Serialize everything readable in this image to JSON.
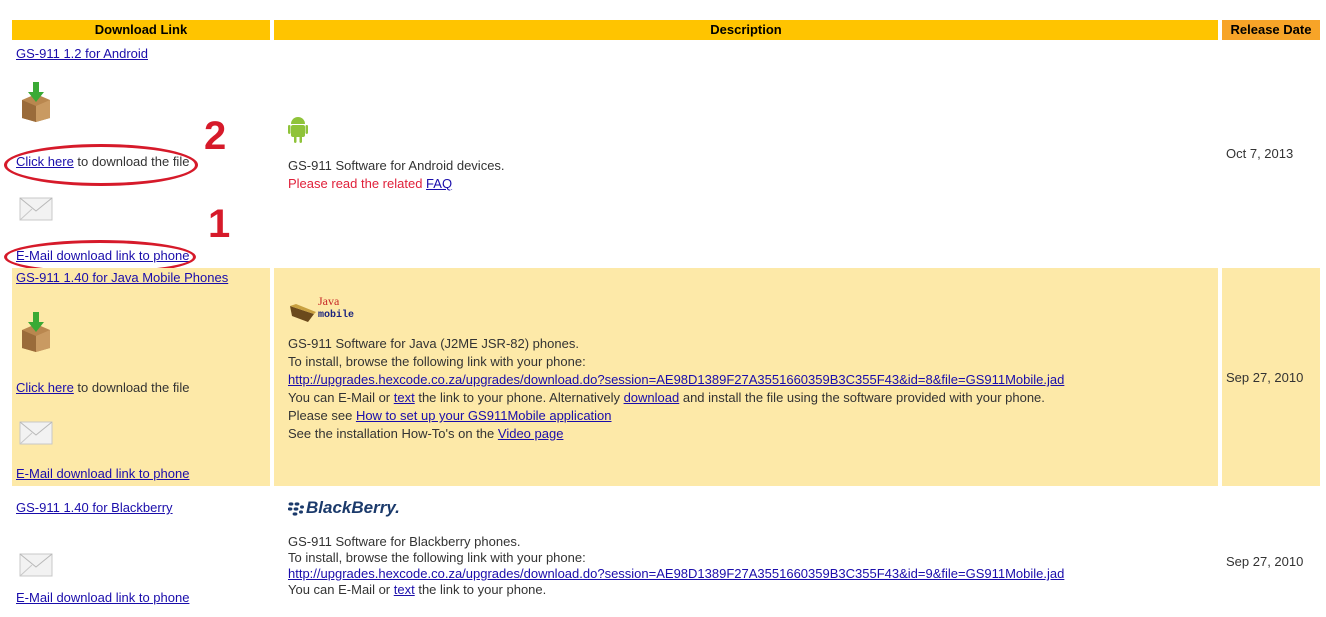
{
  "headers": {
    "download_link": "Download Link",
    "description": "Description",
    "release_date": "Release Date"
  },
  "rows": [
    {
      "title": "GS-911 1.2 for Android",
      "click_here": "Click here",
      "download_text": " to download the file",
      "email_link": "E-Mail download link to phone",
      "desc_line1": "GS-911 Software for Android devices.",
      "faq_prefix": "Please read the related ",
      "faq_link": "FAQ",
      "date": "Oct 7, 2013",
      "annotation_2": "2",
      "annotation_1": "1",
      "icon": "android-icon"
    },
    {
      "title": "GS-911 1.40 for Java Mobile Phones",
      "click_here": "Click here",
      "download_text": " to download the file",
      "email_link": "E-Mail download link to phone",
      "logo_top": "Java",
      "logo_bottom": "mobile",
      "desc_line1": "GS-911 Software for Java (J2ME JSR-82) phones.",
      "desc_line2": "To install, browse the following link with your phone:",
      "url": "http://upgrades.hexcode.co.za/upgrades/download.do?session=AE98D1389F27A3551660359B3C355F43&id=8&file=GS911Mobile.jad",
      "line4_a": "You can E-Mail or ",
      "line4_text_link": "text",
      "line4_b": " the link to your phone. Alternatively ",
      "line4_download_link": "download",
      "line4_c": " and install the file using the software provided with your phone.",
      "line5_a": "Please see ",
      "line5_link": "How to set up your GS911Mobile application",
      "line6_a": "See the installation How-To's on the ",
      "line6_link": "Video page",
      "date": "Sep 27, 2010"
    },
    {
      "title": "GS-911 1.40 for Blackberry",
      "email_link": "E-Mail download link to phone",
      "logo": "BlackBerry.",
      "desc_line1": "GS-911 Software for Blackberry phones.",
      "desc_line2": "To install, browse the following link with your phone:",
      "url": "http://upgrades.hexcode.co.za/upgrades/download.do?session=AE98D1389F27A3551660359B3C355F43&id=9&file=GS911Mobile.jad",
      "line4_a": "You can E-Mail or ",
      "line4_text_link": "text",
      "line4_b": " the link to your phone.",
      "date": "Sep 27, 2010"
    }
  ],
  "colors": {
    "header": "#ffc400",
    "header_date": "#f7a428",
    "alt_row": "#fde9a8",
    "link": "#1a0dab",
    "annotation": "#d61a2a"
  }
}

-------------------------

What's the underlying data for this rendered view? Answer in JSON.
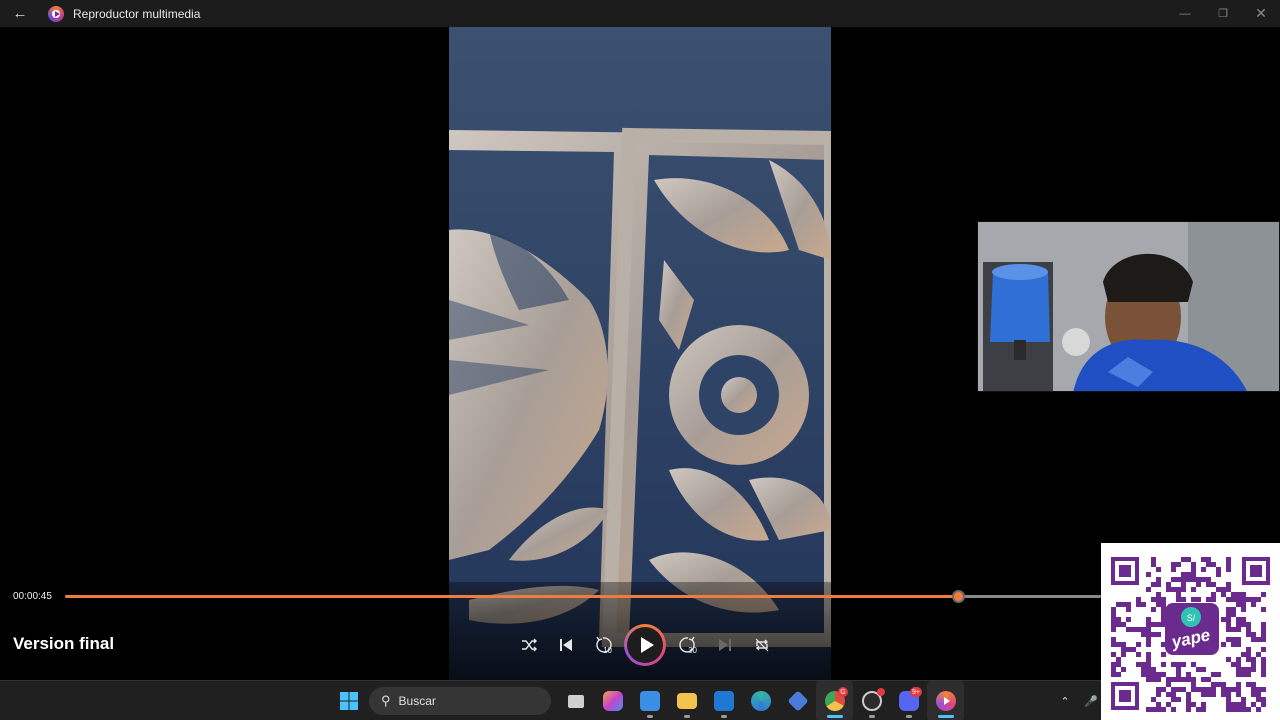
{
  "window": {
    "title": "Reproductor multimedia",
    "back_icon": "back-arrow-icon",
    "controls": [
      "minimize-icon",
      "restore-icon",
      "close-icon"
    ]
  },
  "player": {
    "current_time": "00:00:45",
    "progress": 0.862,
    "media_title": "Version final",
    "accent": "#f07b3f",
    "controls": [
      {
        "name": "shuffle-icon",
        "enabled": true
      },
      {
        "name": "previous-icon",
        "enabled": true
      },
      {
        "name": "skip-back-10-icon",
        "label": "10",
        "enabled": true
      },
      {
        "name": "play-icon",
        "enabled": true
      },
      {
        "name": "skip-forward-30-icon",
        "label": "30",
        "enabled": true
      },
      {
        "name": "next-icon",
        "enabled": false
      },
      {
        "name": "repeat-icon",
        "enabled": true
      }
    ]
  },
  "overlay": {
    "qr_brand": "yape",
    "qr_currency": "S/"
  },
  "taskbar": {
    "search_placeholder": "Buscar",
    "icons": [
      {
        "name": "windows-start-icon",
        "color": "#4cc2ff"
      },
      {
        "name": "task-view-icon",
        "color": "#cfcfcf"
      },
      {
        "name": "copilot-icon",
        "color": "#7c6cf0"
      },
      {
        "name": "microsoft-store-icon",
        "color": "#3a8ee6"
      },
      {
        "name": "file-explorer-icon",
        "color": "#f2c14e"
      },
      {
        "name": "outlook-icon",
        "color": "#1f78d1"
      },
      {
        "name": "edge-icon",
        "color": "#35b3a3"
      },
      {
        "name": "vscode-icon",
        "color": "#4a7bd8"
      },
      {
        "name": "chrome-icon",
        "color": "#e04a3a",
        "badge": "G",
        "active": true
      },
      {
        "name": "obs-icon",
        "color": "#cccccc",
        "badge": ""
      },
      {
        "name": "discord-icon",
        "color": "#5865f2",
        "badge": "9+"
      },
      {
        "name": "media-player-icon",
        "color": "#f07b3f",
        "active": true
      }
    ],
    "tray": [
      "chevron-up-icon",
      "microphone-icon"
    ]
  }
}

-------------------------

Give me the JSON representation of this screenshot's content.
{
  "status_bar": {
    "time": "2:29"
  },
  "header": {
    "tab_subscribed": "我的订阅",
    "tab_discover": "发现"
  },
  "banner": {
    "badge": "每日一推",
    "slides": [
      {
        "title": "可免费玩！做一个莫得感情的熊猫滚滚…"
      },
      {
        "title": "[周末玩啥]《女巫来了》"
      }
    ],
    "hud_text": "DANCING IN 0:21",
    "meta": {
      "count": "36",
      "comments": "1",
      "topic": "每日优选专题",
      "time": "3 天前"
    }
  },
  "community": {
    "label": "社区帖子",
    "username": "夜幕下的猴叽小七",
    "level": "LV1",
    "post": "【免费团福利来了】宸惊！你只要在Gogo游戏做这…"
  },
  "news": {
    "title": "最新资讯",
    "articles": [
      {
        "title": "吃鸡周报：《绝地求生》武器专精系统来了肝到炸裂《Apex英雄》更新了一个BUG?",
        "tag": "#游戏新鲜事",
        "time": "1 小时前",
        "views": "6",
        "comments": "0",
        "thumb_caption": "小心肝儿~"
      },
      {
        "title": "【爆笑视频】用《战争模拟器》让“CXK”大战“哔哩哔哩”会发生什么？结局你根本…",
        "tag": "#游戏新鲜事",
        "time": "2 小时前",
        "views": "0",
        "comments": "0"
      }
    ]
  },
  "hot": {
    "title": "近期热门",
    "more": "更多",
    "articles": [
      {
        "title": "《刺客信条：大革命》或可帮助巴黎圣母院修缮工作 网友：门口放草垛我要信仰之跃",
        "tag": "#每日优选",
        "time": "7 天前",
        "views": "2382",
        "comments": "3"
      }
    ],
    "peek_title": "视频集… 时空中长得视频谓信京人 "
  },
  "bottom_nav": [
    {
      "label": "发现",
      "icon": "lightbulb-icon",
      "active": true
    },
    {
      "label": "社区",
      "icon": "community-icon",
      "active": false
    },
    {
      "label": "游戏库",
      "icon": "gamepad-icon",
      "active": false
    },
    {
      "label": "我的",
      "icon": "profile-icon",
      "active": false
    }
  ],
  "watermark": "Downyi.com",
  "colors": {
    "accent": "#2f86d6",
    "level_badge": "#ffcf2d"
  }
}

-------------------------

▶ [WORK REQUIRED]: Using the records above, select and copy every line that has the word "back".

▶ [FINAL RESULT]:
    "back_icon": "back-arrow-icon",
        "name": "skip-back-10-icon",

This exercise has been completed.